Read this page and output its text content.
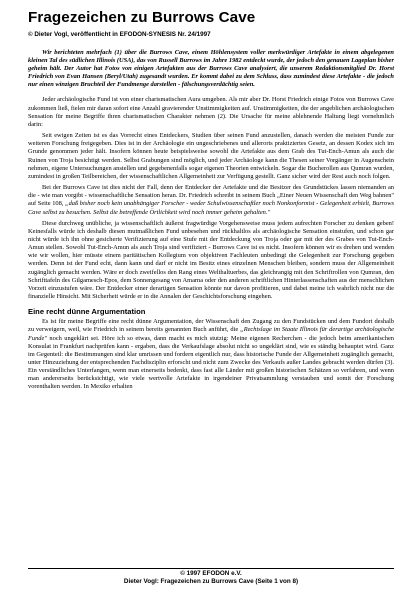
Fragezeichen zu Burrows Cave
© Dieter Vogl, veröffentlicht in EFODON-SYNESIS Nr. 24/1997
Wir berichteten mehrfach (1) über die Burrows Cave, einem Höhlensystem voller merkwürdiger Artefakte in einem abgelegenen kleinen Tal des südlichen Illinois (USA), das von Russell Burrows im Jahre 1982 entdeckt wurde, der jedoch den genauen Lageplan bisher geheim hält. Der Autor hat Fotos von einigen Artefakten aus der Burrows Cave analysiert, die unserem Redaktionsmitglied Dr. Horst Friedrich von Evan Hansen (Beryl/Utah) zugesandt wurden. Er kommt dabei zu dem Schluss, dass zumindest diese Artefakte - die jedoch nur einen winzigen Bruchteil der Fundmenge darstellen - fälschungsverdächtig seien.

Jeder archäologische Fund ist von einer charismatischen Aura umgeben. Als mir aber Dr. Horst Friedrich einige Fotos von Burrows Cave zukommen ließ, fielen mir daran sofort eine Anzahl gravierender Unstimmigkeiten auf. Unstimmigkeiten, die der angeblichen archäologischen Sensation für meine Begriffe ihren charismatischen Charakter nehmen (2). Die Ursache für meine ablehnende Haltung liegt vornehmlich darin:

Seit ewigen Zeiten ist es das Vorrecht eines Entdeckers, Studien über seinen Fund anzustellen, danach werden die meisten Funde zur weiteren Forschung freigegeben. Dies ist in der Archäologie ein ungeschriebenes und allerorts praktiziertes Gesetz, an dessen Kodex sich im Grunde genommen jeder hält. Insofern können heute beispielsweise sowohl die Artefakte aus dem Grab des Tut-Ench-Amun als auch die Ruinen von Troja besichtigt werden. Selbst Grabungen sind möglich, und jeder Archäologe kann die Thesen seiner Vorgänger in Augenschein nehmen, eigene Untersuchungen anstellen und gegebenenfalls sogar eigenen Theorien entwickeln. Sogar die Bucherollen aus Qumran wurden, zumindest in großen Teilbereichen, der wissenschaftlichen Allgemeinheit zur Verfügung gestellt. Ganz sicher wird der Rest auch noch folgen.

Bei der Burrows Cave ist dies nicht der Fall, denn der Entdecker der Artefakte und die Besitzer des Grundstückes lassen niemanden an die - wie man vorgibt - wissenschaftliche Sensation heran. Dr. Friedrich schreibt in seinem Buch „Einer Neuen Wissenschaft den Weg bahnen" auf Seite 108, „daß bisher noch kein unabhängiger Forscher - weder Schulwissenschaftler noch Nonkonformist - Gelegenheit erhielt, Burrows Cave selbst zu besuchen. Selbst die betreffende Örtlichkeit wird noch immer geheim gehalten."

Diese durchweg unübliche, ja wissenschaftlich äußerst fragwürdige Vorgehensweise muss jedem aufrechten Forscher zu denken geben! Keinesfalls würde ich deshalb diesen mutmaßlichen Fund unbesehen und rückhaltlos als archäologische Sensation einstufen, und schon gar nicht würde ich ihn ohne gesicherte Verifizierung auf eine Stufe mit der Entdeckung von Troja oder gar mit der des Grabes von Tut-Ench-Amun stellen. Sowohl Tut-Ench-Amun als auch Troja sind verifiziert - Burrows Cave ist es nicht. Insofern können wir es drehen und wenden wie wir wollen, hier müsste einem paritätischen Kollegium von objektiven Fachleuten unbedingt die Gelegenheit zur Forschung gegeben werden. Denn ist der Fund echt, dann kann und darf er nicht im Besitz eines einzelnen Menschen bleiben, sondern muss der Allgemeinheit zugänglich gemacht werden. Wäre er doch zweifellos den Rang eines Welthaltuerbes, das gleichrangig mit den Schriftrollen von Qumran, den Schrifttafeln des Gilgamesch-Epos, dem Sonnengesang von Amarna oder den anderen schriftlichen Hinterlassenschaften aus der menschlichen Vorzeit einzustufen wäre. Der Entdecker einer derartigen Sensation könnte nur davon profitieren, und dabei meine ich wahrlich nicht nur die finanzielle Hinsicht. Mit Sicherheit würde er in die Annalen der Geschichtsforschung eingehen.

Eine recht dünne Argumentation

Es ist für meine Begriffe eine recht dünne Argumentation, der Wissenschaft den Zugang zu den Fundstücken und dem Fundort deshalb zu verweigern, weil, wie Friedrich in seinem bereits genannten Buch anführt, die „Rechtslage im Staate Illinois für derartige archäologische Funde" noch ungeklärt sei. Höre ich so etwas, dann macht es mich stutzig: Meine eigenen Recherchen - die jedoch beim amerikanischen Konsulat in Frankfurt nachprüfen kann - ergaben, dass die Verkaufslage absolut nicht so ungeklärt sind, wie es ständig behauptet wird. Ganz im Gegenteil: die Bestimmungen sind klar umrissen und fordern eigentlich nur, dass historische Funde der Allgemeinheit zugänglich gemacht, unter Hinzuziehung der entsprechenden Fachdisziplin erforscht und nicht zum Zwecke des Verkaufs außer Landes gebracht werden dürfen (3). Ein verständliches Unterfangen, wenn man einerseits bedenkt, dass fast alle Länder mit großen historischen Schätzen so verfahren, und wenn man andererseits berücksichtigt, wie viele wertvolle Artefakte in irgendeiner Privatsammlung verstauben und somit der Forschung vorenthalten werden. In Mexiko erhalten

© 1997 EFODON e.V.
Dieter Vogl: Fragezeichen zu Burrows Cave (Seite 1 von 8)
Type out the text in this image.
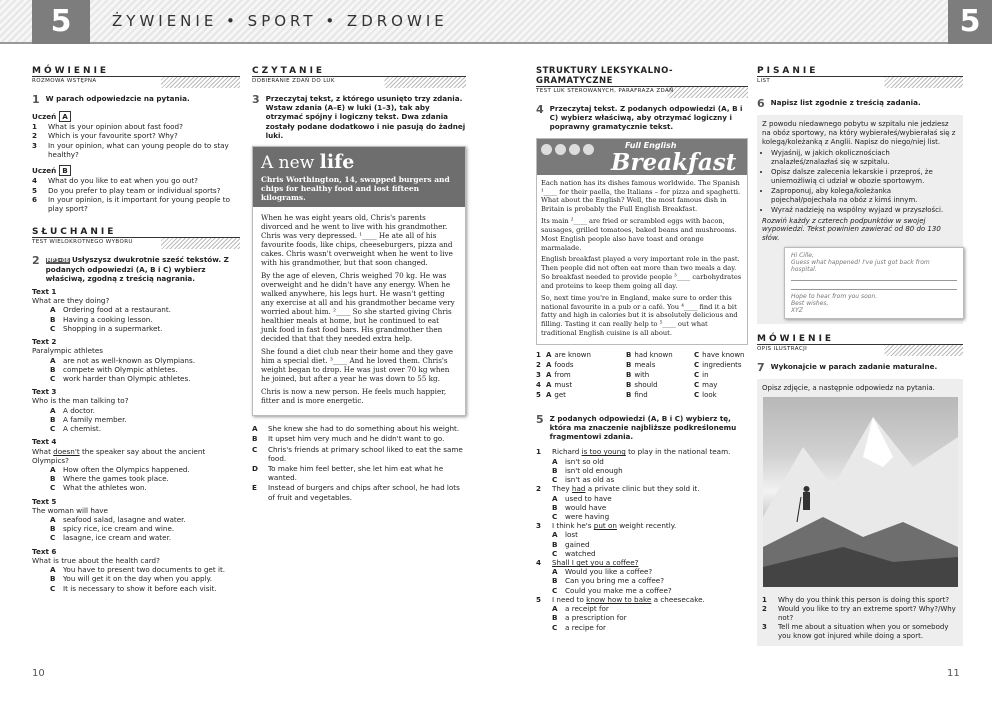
5	ŻYWIENIE • SPORT • ZDROWIE	5
MÓWIENIE
ROZMOWA WSTĘPNA
1 W parach odpowiedzcie na pytania.
Uczeń A
1	What is your opinion about fast food?
2	Which is your favourite sport? Why?
3	In your opinion, what can young people do to stay healthy?
Uczeń B
4	What do you like to eat when you go out?
5	Do you prefer to play team or individual sports?
6	In your opinion, is it important for young people to play sport?
SŁUCHANIE
TEST WIELOKROTNEGO WYBORU
2 MP3•08 Usłyszysz dwukrotnie sześć tekstów. Z podanych odpowiedzi (A, B i C) wybierz właściwą, zgodną z treścią nagrania.
Text 1
What are they doing?
A	Ordering food at a restaurant.
B	Having a cooking lesson.
C	Shopping in a supermarket.
Text 2
Paralympic athletes
A	are not as well-known as Olympians.
B	compete with Olympic athletes.
C	work harder than Olympic athletes.
Text 3
Who is the man talking to?
A	A doctor.
B	A family member.
C	A chemist.
Text 4
What doesn't the speaker say about the ancient Olympics?
A	How often the Olympics happened.
B	Where the games took place.
C	What the athletes won.
Text 5
The woman will have
A	seafood salad, lasagne and water.
B	spicy rice, ice cream and wine.
C	lasagne, ice cream and water.
Text 6
What is true about the health card?
A	You have to present two documents to get it.
B	You will get it on the day when you apply.
C	It is necessary to show it before each visit.
10
CZYTANIE
DOBIERANIE ZDAŃ DO LUK
3 Przeczytaj tekst, z którego usunięto trzy zdania. Wstaw zdania (A–E) w luki (1–3), tak aby otrzymać spójny i logiczny tekst. Dwa zdania zostały podane dodatkowo i nie pasują do żadnej luki.
A new life
Chris Worthington, 14, swapped burgers and chips for healthy food and lost fifteen kilograms.

When he was eight years old, Chris's parents divorced and he went to live with his grandmother. Chris was very depressed. ¹____ He ate all of his favourite foods, like chips, cheeseburgers, pizza and cakes. Chris wasn't overweight when he went to live with his grandmother, but that soon changed.

By the age of eleven, Chris weighed 70 kg. He was overweight and he didn't have any energy. When he walked anywhere, his legs hurt. He wasn't getting any exercise at all and his grandmother became very worried about him. ²____ So she started giving Chris healthier meals at home, but he continued to eat junk food in fast food bars. His grandmother then decided that that they needed extra help.

She found a diet club near their home and they gave him a special diet. ³____ And he loved them. Chris's weight began to drop. He was just over 70 kg when he joined, but after a year he was down to 55 kg.

Chris is now a new person. He feels much happier, fitter and is more energetic.

A	She knew she had to do something about his weight.
B	It upset him very much and he didn't want to go.
C	Chris's friends at primary school liked to eat the same food.
D	To make him feel better, she let him eat what he wanted.
E	Instead of burgers and chips after school, he had lots of fruit and vegetables.
STRUKTURY LEKSYKALNO-GRAMATYCZNE
TEST LUK STEROWANYCH, PARAFRAZA ZDAŃ
4 Przeczytaj tekst. Z podanych odpowiedzi (A, B i C) wybierz właściwą, aby otrzymać logiczny i poprawny gramatycznie tekst.
Full English
Breakfast

Each nation has its dishes famous worldwide. The Spanish ¹____ for their paella, the Italians – for pizza and spaghetti. What about the English? Well, the most famous dish in Britain is probably the Full English Breakfast.

Its main ²____ are fried or scrambled eggs with bacon, sausages, grilled tomatoes, baked beans and mushrooms. Most English people also have toast and orange marmalade.

English breakfast played a very important role in the past. Then people did not often eat more than two meals a day. So breakfast needed to provide people ³____ carbohydrates and proteins to keep them going all day.

So, next time you're in England, make sure to order this national favourite in a pub or a café. You ⁴____ find it a bit fatty and high in calories but it is absolutely delicious and filling. Tasting it can really help to ⁵____ out what traditional English cuisine is all about.

1 A are known	B had known	C have known
2 A foods	B meals	C ingredients
3 A from	B with	C in
4 A must	B should	C may
5 A get	B find	C look
5 Z podanych odpowiedzi (A, B i C) wybierz tę, która ma znaczenie najbliższe podkreślonemu fragmentowi zdania.
1	Richard is too young to play in the national team.
A	isn't so old
B	isn't old enough
C	isn't as old as
2	They had a private clinic but they sold it.
A	used to have
B	would have
C	were having
3	I think he's put on weight recently.
A	lost
B	gained
C	watched
4	Shall I get you a coffee?
A	Would you like a coffee?
B	Can you bring me a coffee?
C	Could you make me a coffee?
5	I need to know how to bake a cheesecake.
A	a receipt for
B	a prescription for
C	a recipe for
PISANIE
LIST
6 Napisz list zgodnie z treścią zadania.
Z powodu niedawnego pobytu w szpitalu nie jedziesz na obóz sportowy, na który wybierałeś/wybierałaś się z kolegą/koleżanką z Anglii. Napisz do niego/niej list.
• Wyjaśnij, w jakich okolicznościach znalazłeś/znalazłaś się w szpitalu.
• Opisz dalsze zalecenia lekarskie i przeproś, że uniemożliwią ci udział w obozie sportowym.
• Zaproponuj, aby kolega/koleżanka pojechał/pojechała na obóz z kimś innym.
• Wyraź nadzieję na wspólny wyjazd w przyszłości.
Rozwiń każdy z czterech podpunktów w swojej wypowiedzi. Tekst powinien zawierać od 80 do 130 słów.
Hi Cille,
Guess what happened! I've just got back from hospital.
Hope to hear from you soon.
Best wishes,
XYZ
MÓWIENIE
OPIS ILUSTRACJI
7 Wykonajcie w parach zadanie maturalne.
Opisz zdjęcie, a następnie odpowiedz na pytania.
1	Why do you think this person is doing this sport?
2	Would you like to try an extreme sport? Why?/Why not?
3	Tell me about a situation when you or somebody you know got injured while doing a sport.
11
----------------
# INSTRUCTIONS FOR THE TASK
Identify the lines above that contain the word "pytania", then copy them.

# RESULT OF THIS EXERCISE
1 W parach odpowiedzcie na pytania.
Opisz zdjęcie, a następnie odpowiedz na pytania.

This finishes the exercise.